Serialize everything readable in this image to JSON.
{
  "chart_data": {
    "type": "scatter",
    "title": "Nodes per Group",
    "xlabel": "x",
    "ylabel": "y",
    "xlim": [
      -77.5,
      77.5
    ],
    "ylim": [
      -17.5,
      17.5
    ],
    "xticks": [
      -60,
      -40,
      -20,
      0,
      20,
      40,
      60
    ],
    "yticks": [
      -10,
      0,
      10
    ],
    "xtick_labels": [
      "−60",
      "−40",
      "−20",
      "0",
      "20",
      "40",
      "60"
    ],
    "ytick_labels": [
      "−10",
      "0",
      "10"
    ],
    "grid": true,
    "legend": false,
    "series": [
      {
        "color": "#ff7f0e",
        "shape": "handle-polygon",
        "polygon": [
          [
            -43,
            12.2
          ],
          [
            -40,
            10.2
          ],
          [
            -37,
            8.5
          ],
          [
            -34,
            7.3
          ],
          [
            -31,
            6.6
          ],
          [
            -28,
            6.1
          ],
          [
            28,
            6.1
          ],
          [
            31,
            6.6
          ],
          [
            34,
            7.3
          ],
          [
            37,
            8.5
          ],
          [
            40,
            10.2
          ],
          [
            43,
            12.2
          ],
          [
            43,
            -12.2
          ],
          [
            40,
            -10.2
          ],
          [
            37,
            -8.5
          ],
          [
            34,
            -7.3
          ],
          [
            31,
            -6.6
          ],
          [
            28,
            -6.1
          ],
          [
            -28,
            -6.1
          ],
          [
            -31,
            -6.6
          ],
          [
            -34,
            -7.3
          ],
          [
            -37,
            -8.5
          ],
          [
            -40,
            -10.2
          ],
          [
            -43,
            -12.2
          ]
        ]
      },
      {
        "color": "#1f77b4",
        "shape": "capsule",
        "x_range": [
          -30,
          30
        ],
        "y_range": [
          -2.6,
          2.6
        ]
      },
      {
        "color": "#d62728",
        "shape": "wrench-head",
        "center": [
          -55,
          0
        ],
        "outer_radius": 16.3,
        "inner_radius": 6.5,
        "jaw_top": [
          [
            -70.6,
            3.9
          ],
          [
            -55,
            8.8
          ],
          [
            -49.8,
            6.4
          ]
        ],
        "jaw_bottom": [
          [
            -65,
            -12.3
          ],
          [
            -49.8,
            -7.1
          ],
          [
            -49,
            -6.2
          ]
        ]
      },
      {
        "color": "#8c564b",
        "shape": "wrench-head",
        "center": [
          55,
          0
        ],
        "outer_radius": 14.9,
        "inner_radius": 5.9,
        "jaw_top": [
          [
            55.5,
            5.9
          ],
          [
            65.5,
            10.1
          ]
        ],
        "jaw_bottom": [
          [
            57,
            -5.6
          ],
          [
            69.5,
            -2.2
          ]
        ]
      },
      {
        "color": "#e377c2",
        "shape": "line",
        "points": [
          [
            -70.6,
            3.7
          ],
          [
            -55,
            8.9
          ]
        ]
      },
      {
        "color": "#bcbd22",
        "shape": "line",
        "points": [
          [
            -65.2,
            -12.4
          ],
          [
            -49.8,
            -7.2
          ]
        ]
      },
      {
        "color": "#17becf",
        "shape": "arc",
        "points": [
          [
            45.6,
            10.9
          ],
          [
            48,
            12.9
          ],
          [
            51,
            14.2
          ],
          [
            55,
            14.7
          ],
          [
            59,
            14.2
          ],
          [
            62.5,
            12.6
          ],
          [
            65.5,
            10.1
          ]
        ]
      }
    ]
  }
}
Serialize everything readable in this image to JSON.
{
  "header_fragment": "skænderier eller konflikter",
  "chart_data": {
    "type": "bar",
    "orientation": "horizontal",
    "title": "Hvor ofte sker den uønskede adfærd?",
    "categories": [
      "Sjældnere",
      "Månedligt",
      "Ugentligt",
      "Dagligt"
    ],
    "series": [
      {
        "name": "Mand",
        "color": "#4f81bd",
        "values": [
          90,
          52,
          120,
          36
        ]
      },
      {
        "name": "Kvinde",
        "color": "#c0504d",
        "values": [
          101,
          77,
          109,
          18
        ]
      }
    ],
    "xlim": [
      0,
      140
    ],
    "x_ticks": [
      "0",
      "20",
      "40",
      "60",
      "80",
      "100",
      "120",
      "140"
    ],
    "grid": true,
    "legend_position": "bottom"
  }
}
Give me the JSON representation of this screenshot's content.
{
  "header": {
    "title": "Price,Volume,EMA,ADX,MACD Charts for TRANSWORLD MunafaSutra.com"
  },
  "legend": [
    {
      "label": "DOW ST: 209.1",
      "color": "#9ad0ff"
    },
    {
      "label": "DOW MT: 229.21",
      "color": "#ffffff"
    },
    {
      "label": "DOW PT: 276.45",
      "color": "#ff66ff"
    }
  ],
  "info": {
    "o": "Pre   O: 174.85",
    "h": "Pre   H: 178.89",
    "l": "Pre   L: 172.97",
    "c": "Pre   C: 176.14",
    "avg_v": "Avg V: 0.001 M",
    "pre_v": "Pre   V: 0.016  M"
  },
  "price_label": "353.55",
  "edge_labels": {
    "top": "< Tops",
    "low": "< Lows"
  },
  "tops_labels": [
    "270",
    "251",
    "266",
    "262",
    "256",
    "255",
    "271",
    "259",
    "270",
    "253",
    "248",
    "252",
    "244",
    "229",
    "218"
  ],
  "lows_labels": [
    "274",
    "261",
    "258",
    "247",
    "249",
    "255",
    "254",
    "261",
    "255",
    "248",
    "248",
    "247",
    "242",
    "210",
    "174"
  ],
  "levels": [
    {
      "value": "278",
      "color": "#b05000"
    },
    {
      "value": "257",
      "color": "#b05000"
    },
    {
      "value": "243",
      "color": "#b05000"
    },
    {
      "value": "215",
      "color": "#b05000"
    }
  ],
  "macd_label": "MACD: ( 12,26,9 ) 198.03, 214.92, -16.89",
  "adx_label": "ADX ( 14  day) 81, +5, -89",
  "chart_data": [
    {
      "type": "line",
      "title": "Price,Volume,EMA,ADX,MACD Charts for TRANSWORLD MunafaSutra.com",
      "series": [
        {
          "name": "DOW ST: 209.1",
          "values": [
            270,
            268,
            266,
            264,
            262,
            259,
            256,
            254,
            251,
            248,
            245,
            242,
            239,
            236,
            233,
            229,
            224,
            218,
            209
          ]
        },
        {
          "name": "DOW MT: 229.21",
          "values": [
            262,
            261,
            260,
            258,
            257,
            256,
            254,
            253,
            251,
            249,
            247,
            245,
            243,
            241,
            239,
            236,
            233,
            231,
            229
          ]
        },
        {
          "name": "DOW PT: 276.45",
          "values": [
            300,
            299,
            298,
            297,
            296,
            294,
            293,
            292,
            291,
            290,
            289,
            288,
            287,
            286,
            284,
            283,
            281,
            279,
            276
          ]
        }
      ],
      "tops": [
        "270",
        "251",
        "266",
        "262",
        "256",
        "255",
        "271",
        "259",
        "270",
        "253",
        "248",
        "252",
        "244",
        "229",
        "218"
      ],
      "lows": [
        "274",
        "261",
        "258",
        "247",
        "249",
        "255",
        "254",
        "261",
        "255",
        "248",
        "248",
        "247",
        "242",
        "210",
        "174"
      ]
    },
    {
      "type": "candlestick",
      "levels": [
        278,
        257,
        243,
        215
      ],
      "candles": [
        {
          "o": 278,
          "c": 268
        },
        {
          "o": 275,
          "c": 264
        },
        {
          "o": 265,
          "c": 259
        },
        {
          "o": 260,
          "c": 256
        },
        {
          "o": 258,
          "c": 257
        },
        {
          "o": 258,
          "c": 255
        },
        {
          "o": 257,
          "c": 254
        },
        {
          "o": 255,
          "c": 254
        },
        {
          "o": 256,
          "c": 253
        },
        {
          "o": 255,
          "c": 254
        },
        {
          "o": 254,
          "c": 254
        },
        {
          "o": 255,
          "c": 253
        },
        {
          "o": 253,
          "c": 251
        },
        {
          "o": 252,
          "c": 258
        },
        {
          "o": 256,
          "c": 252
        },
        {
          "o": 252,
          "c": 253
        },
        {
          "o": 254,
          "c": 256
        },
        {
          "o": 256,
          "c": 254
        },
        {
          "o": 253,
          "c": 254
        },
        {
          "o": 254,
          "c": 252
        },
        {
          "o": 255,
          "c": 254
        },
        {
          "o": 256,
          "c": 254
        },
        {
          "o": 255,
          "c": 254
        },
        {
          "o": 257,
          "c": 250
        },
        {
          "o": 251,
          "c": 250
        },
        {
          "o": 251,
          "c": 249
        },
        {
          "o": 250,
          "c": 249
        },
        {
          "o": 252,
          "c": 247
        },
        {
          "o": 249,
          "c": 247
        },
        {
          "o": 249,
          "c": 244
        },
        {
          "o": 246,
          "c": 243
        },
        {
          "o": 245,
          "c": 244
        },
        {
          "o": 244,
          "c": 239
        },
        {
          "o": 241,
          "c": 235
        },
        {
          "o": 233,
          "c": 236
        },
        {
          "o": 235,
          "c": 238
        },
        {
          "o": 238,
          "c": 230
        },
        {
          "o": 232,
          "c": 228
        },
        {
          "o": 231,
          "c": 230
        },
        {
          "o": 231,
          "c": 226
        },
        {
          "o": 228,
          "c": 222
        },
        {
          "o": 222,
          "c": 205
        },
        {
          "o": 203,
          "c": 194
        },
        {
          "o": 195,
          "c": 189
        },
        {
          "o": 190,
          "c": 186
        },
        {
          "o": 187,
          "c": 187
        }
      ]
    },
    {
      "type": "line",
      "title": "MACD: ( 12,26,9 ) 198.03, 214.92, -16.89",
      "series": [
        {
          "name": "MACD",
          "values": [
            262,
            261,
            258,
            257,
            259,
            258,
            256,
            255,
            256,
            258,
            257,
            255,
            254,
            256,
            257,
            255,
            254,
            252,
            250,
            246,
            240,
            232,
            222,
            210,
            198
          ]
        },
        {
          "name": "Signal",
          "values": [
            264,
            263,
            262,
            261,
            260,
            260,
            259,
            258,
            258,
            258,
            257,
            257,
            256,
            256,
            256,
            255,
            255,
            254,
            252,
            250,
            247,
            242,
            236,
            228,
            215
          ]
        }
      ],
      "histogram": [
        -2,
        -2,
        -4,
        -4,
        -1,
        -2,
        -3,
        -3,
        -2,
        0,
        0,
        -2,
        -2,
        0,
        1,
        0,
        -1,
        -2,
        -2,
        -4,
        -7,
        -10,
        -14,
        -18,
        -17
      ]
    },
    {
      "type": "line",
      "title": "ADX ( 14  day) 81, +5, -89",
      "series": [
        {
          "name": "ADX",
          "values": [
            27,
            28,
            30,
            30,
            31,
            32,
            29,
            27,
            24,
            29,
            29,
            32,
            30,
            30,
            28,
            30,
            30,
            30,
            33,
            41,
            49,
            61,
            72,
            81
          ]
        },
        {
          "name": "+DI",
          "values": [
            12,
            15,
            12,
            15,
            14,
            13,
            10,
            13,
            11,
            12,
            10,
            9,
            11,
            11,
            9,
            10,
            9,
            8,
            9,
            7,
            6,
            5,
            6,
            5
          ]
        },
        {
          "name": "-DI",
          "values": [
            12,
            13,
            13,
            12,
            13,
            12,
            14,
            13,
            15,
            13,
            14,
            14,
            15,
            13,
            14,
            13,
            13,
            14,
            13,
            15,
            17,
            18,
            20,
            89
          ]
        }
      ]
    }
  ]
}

- - - -

### Instruction
Check each line of the records above for "name", and copy those that have it.

### Task response
        "name": "Mand",
        "name": "Kvinde",
          "name": "DOW ST: 209.1",
          "name": "DOW MT: 229.21",
          "name": "DOW PT: 276.45",
          "name": "MACD",
          "name": "Signal",
          "name": "ADX",
          "name": "+DI",
          "name": "-DI",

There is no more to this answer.